# [Extracted data entries]
□ □ □ □ □
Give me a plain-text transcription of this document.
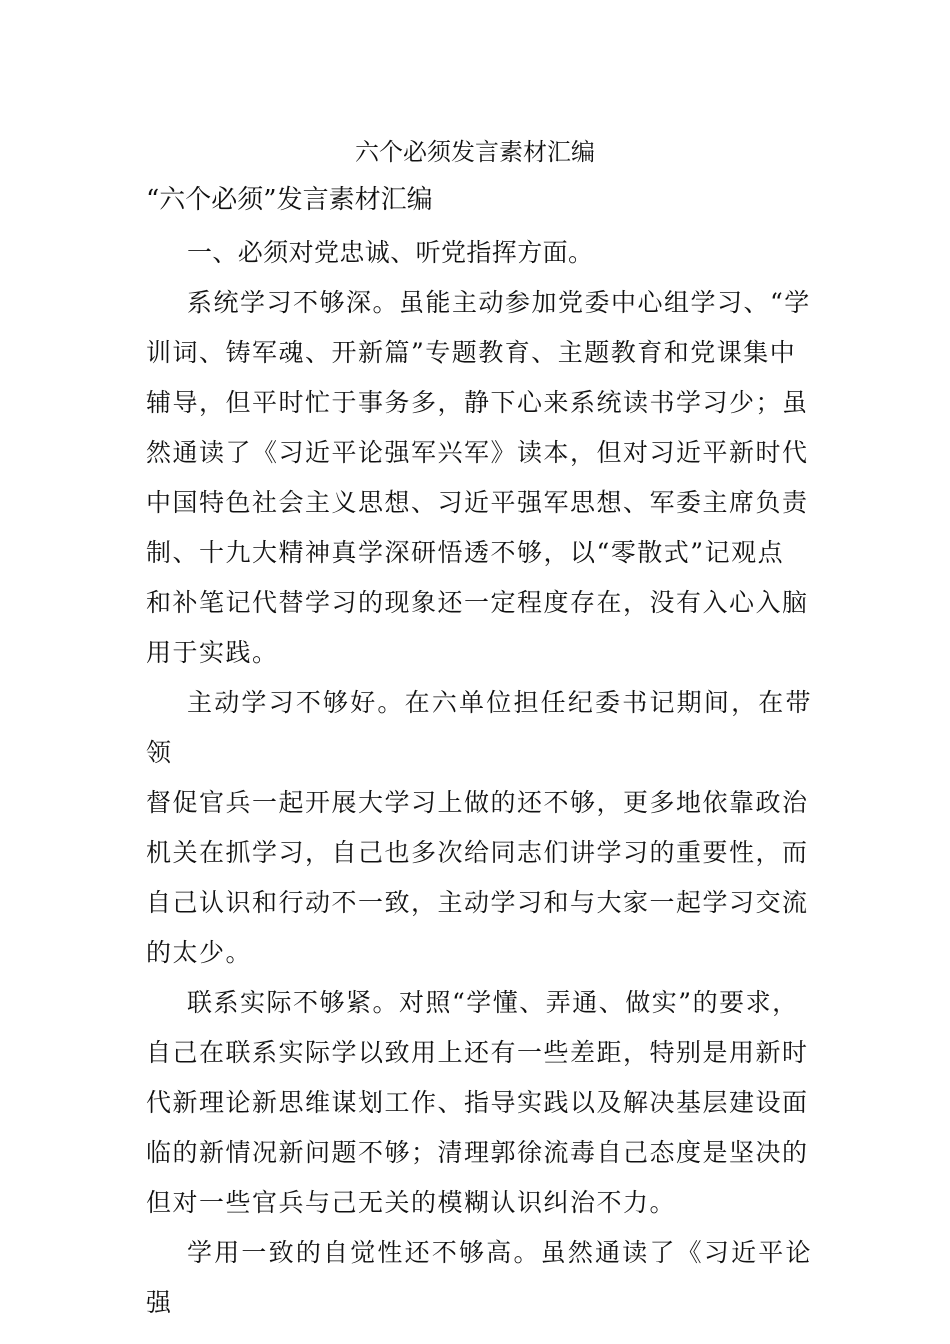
六个必须发言素材汇编
“六个必须”发言素材汇编
一、必须对党忠诚、听党指挥方面。

系统学习不够深。虽能主动参加党委中心组学习、“学
训词、铸军魂、开新篇”专题教育、主题教育和党课集中
辅导，但平时忙于事务多，静下心来系统读书学习少；虽
然通读了《习近平论强军兴军》读本，但对习近平新时代
中国特色社会主义思想、习近平强军思想、军委主席负责
制、十九大精神真学深研悟透不够，以“零散式”记观点
和补笔记代替学习的现象还一定程度存在，没有入心入脑
用于实践。

主动学习不够好。在六单位担任纪委书记期间，在带领
督促官兵一起开展大学习上做的还不够，更多地依靠政治
机关在抓学习，自己也多次给同志们讲学习的重要性，而
自己认识和行动不一致，主动学习和与大家一起学习交流
的太少。

联系实际不够紧。对照“学懂、弄通、做实”的要求，
自己在联系实际学以致用上还有一些差距，特别是用新时
代新理论新思维谋划工作、指导实践以及解决基层建设面
临的新情况新问题不够；清理郭徐流毒自己态度是坚决的
但对一些官兵与己无关的模糊认识纠治不力。

学用一致的自觉性还不够高。虽然通读了《习近平论强
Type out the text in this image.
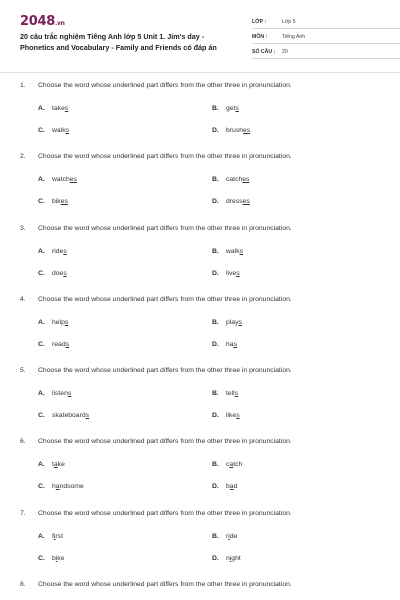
2048.vn
20 câu trắc nghiệm Tiếng Anh lớp 5 Unit 1. Jim's day - Phonetics and Vocabulary - Family and Friends có đáp án
LỚP :	Lớp 5
MÔN :	Tiếng Anh
SỐ CÂU : 20
1. Choose the word whose underlined part differs from the other three in pronunciation.
A. takes	B. gets
C. walks	D. brushes
2. Choose the word whose underlined part differs from the other three in pronunciation.
A. watches	B. catches
C. bikes	D. dresses
3. Choose the word whose underlined part differs from the other three in pronunciation.
A. rides	B. walks
C. does	D. lives
4. Choose the word whose underlined part differs from the other three in pronunciation.
A. helps	B. plays
C. reads	D. has
5. Choose the word whose underlined part differs from the other three in pronunciation.
A. listens	B. tells
C. skateboards	D. likes
6. Choose the word whose underlined part differs from the other three in pronunciation.
A. take	B. catch
C. handsome	D. bad
7. Choose the word whose underlined part differs from the other three in pronunciation.
A. first	B. ride
C. bike	D. night
8. Choose the word whose underlined part differs from the other three in pronunciation.
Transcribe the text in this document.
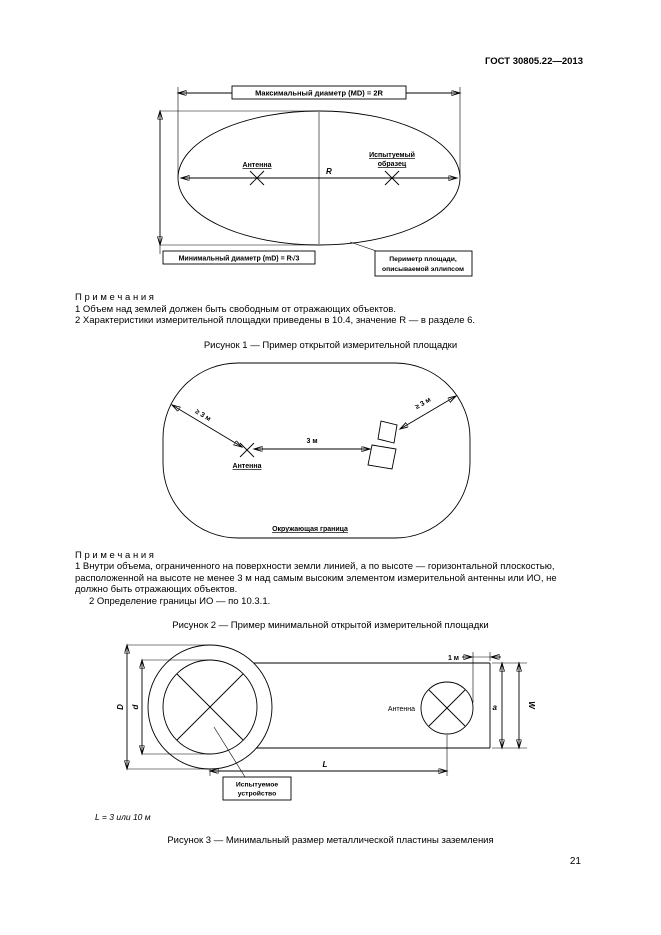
ГОСТ 30805.22—2013
Максимальный диаметр (MD) = 2R
Минимальный диаметр (mD) = R√3
R
Антенна
Испытуемый
образец
Периметр площади,
описываемой эллипсом
П р и м е ч а н и я
1 Объем над землей должен быть свободным от отражающих объектов.
2 Характеристики измерительной площадки приведены в 10.4, значение R — в разделе 6.
Рисунок 1 — Пример открытой измерительной площадки
≥ 3 м
3 м
≥ 3 м
Антенна
Окружающая граница
П р и м е ч а н и я
1 Внутри объема, ограниченного на поверхности земли линией, а по высоте — горизонтальной плоскостью, расположенной на высоте не менее 3 м над самым высоким элементом измерительной антенны или ИО, не должно быть отражающих объектов.
2 Определение границы ИО — по 10.3.1.
Рисунок 2 — Пример минимальной открытой измерительной площадки
Антенна
1 м
a	W
D d
L
Испытуемое
устройство
L = 3 или 10 м
Рисунок 3 — Минимальный размер металлической пластины заземления
21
□ □ □ □ □
# [TASK STATEMENT]
Pick out every line above that contains the word "whose" and copy it.

# [EXERCISE RESPONSE]
1. Choose the word whose underlined part differs from the other three in pronunciation.
2. Choose the word whose underlined part differs from the other three in pronunciation.
3. Choose the word whose underlined part differs from the other three in pronunciation.
4. Choose the word whose underlined part differs from the other three in pronunciation.
5. Choose the word whose underlined part differs from the other three in pronunciation.
6. Choose the word whose underlined part differs from the other three in pronunciation.
7. Choose the word whose underlined part differs from the other three in pronunciation.
8. Choose the word whose underlined part differs from the other three in pronunciation.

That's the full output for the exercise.